------ Extract to read

A new look at tests of mental aging reveals a good news-bad news situation. The bad news is all mental abilities appear to decline with age, to varying degrees. The good news is the drops are not as steep as some research showed, according to a study published by the American Psychological Association.
"There is now convincing evidence that even vocabulary knowledge and what's called crystallized intelligence decline at older ages," said study author Timothy Salthouse, PhD.
Longitudinal test scores look good in part because repeat test-takers grow familiar with tests or testing strategies, said the University of Virginia psychologist. Factoring out these "practice effects" showed a truer picture of actual mental aging, according to Salthouse.
Still, the declines, although pervasive, are smaller than thought, according to the report in the July issue of Neuropsychology. That finding contradicts data gathered by the other major research approach to aging, cross-sectional studies, which compare the performance of different age groups at the same time.

------------

- **What you will do**
Carry on the article about age-related decline in mental test scores, starting after its last sentence.

------ Supplied data

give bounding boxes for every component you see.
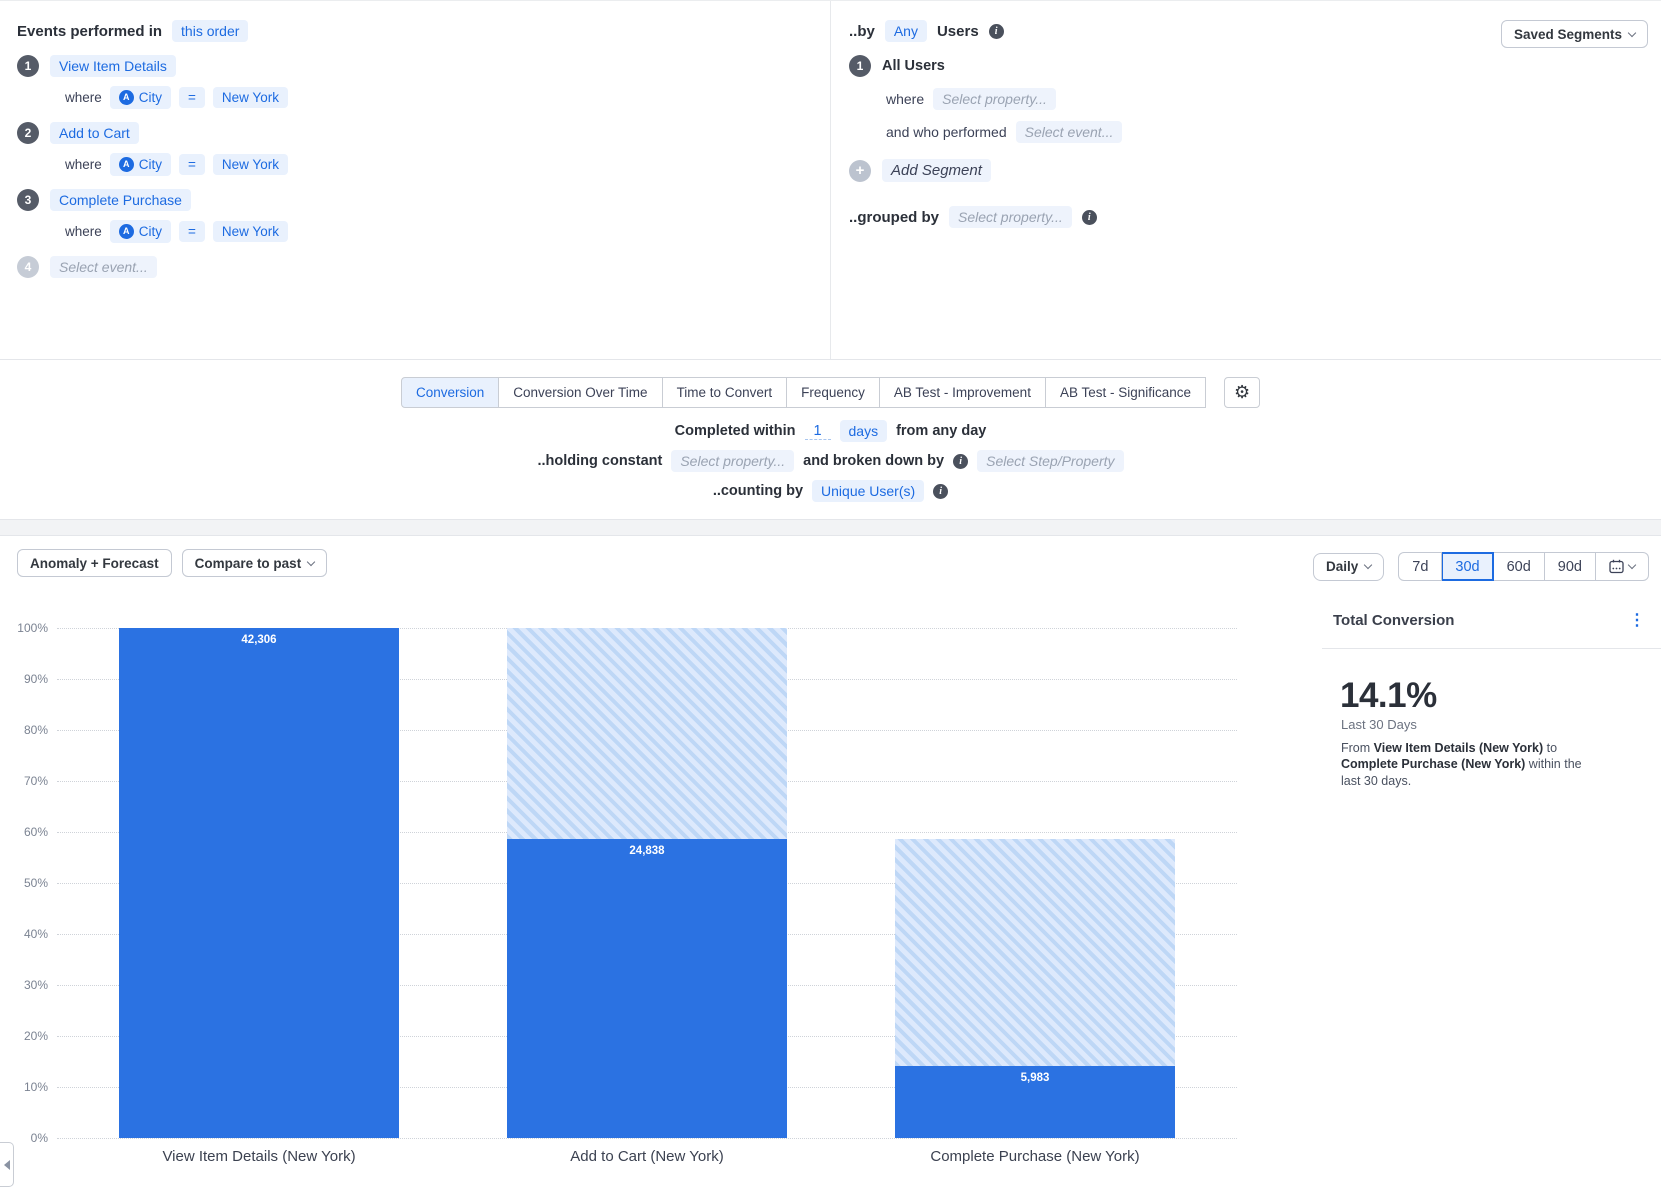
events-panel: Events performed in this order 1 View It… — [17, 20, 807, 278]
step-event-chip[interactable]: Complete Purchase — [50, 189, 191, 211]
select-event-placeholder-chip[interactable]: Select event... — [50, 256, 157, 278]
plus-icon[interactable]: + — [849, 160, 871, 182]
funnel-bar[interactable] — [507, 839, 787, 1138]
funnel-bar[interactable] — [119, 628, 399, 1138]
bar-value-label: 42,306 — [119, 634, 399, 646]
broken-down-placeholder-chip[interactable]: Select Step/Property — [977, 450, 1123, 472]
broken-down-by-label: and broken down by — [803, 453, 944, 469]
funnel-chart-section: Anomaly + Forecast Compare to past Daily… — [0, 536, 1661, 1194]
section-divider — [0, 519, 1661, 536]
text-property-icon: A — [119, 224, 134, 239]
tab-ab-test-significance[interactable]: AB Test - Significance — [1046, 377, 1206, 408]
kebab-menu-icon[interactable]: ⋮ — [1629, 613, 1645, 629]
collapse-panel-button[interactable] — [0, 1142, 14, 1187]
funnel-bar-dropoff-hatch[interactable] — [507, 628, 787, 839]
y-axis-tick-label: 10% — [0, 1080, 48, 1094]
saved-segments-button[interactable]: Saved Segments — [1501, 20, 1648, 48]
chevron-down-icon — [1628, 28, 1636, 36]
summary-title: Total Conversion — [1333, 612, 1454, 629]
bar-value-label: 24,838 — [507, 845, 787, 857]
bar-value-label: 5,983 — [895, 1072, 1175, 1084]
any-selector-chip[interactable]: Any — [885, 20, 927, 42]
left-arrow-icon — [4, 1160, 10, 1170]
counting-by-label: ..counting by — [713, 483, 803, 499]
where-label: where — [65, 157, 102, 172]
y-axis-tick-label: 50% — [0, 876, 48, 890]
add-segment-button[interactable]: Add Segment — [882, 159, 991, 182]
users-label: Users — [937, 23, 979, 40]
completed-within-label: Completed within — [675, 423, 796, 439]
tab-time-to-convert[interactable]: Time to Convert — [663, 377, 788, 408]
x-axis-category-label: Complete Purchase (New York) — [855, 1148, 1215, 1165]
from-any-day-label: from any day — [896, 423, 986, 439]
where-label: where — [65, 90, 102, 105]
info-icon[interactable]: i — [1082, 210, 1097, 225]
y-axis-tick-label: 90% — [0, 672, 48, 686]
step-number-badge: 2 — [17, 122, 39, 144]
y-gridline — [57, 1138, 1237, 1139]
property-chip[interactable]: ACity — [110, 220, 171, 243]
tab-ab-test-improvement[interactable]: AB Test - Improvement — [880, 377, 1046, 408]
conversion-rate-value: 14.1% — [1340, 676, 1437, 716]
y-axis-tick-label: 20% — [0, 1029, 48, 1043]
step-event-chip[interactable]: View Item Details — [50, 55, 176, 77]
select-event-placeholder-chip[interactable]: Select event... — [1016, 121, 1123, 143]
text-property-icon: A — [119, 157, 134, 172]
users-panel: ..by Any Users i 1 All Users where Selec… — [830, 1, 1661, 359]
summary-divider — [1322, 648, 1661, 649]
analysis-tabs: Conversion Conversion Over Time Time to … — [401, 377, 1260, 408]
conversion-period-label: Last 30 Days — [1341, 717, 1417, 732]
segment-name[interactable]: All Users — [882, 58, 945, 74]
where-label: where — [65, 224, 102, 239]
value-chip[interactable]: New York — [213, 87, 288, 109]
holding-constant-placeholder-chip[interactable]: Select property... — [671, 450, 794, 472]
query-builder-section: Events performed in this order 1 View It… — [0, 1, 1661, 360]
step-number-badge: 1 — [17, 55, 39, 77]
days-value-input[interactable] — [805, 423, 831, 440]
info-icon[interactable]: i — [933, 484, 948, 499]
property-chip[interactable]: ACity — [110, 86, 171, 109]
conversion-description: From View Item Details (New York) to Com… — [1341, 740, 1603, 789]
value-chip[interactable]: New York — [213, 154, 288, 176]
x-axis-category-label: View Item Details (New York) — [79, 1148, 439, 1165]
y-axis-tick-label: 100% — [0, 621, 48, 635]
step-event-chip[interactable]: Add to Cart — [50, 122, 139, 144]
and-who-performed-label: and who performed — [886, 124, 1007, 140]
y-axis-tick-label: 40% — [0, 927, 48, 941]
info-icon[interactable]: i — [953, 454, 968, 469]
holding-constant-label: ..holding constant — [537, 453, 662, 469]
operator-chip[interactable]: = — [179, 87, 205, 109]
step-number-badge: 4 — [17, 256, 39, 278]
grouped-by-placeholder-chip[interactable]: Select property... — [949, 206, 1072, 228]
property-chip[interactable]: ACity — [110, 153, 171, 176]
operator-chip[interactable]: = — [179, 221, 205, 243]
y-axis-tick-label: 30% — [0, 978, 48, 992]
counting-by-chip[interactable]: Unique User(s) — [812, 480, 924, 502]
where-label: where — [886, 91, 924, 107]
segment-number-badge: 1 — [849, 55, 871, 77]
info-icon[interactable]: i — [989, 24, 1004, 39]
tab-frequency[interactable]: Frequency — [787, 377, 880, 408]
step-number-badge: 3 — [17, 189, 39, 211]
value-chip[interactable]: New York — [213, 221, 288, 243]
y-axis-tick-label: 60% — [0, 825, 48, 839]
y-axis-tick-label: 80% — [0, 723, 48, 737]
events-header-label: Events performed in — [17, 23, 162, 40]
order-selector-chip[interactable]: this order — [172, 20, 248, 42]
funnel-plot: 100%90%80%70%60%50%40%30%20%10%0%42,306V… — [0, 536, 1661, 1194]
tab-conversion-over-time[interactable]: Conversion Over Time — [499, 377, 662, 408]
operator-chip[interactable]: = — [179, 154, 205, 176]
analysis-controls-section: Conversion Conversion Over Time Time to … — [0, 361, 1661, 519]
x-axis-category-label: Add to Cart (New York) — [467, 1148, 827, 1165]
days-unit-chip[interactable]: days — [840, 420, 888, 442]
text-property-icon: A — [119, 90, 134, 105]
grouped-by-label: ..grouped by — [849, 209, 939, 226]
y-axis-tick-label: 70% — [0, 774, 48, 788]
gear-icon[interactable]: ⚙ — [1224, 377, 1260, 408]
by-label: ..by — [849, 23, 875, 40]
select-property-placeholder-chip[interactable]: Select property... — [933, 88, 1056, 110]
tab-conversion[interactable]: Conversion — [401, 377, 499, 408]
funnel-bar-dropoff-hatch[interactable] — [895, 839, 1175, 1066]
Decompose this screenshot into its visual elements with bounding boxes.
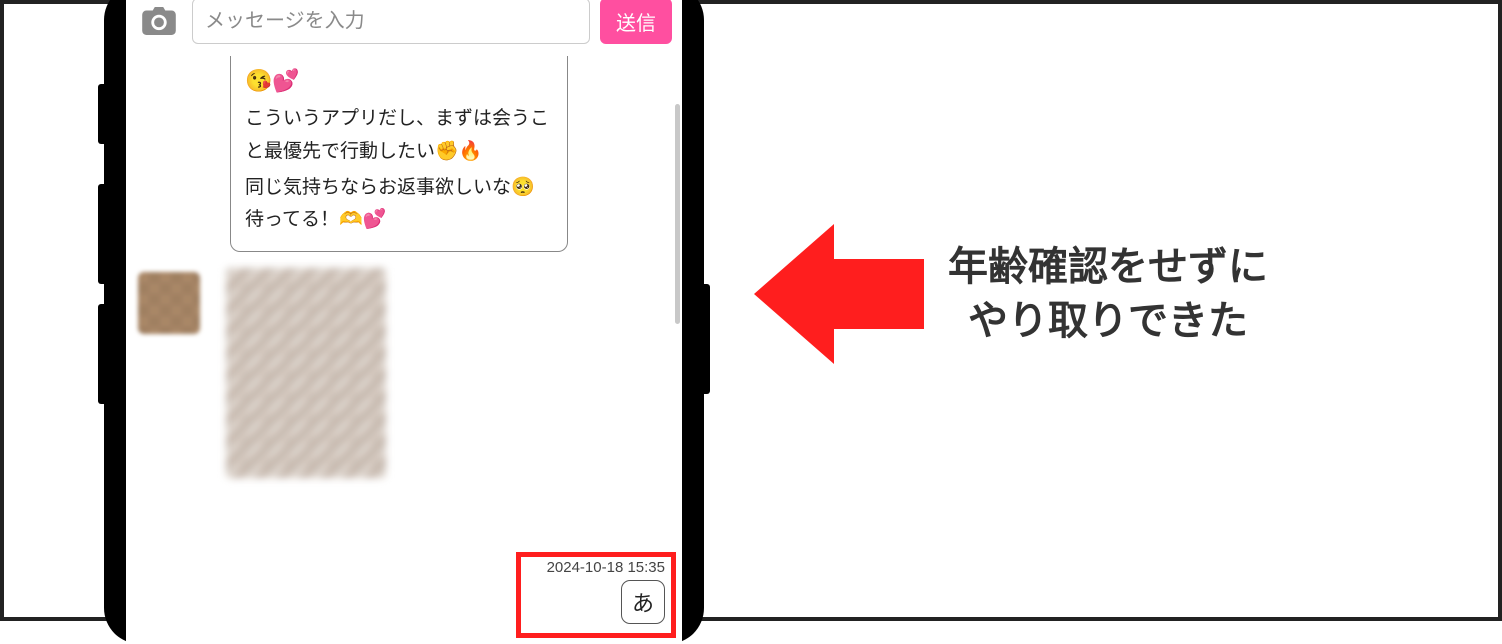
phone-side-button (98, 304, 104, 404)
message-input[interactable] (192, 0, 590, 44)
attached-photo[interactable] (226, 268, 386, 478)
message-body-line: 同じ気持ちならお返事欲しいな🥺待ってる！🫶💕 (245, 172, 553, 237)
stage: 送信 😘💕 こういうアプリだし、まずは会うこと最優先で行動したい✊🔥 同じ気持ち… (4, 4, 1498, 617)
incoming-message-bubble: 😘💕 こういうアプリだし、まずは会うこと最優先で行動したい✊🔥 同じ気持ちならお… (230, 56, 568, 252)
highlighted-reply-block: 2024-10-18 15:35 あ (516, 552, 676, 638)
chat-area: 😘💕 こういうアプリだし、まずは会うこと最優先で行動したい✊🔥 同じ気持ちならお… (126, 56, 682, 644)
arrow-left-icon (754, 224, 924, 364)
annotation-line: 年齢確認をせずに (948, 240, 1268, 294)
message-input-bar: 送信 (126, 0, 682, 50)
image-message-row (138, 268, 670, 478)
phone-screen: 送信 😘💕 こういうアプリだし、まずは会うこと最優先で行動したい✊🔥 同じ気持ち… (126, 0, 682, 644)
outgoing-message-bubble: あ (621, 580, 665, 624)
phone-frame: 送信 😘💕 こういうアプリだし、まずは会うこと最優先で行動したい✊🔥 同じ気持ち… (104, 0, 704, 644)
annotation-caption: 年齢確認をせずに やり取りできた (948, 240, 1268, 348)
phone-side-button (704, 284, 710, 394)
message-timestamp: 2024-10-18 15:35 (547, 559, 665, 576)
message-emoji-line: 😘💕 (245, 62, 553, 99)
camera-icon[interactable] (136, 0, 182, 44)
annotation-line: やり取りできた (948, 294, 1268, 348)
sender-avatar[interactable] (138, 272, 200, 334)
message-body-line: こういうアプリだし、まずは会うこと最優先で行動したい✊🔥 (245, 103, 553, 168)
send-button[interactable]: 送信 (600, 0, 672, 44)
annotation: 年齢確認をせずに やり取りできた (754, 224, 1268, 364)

------------

- **The result**
With both methods subject to bias, "It remains important to recognize the limitations of each type of study design when interpreting results," Salthouse said.
To learn what really happens as people age, Salthouse tackled how different research methods have led to different findings. Cross-sectional studies that compared the abilities of younger and older adults showed big drops in key areas. Longitudinal studies suggested that, until about age 60, abilities are stable or even improve. Which type of study, if either, was right?
To find out, Salthouse analyzed data on five key cognitive abilities from the longitudinal Virginia Cognitive Aging Project. Scores were available for 1,616 adults age 18 to more than 80 on tests of reasoning, spatial visualization, episodic memory, perceptual speed and vocabulary. The data were collected over an average test-retest interval of two-and-a-half years.
First, Salthouse sorted participants into age brackets by decade, each with well more than 100 participants, except for the 80-89 bracket, with 87 participants. Second, he estimated the size of practice effects by comparing scores earned on the second test by the longitudinal participants with scores on a first test by another group of participants. He also used statistical methods to adjust for the chance that weaker performers dropped out between the first and second tests.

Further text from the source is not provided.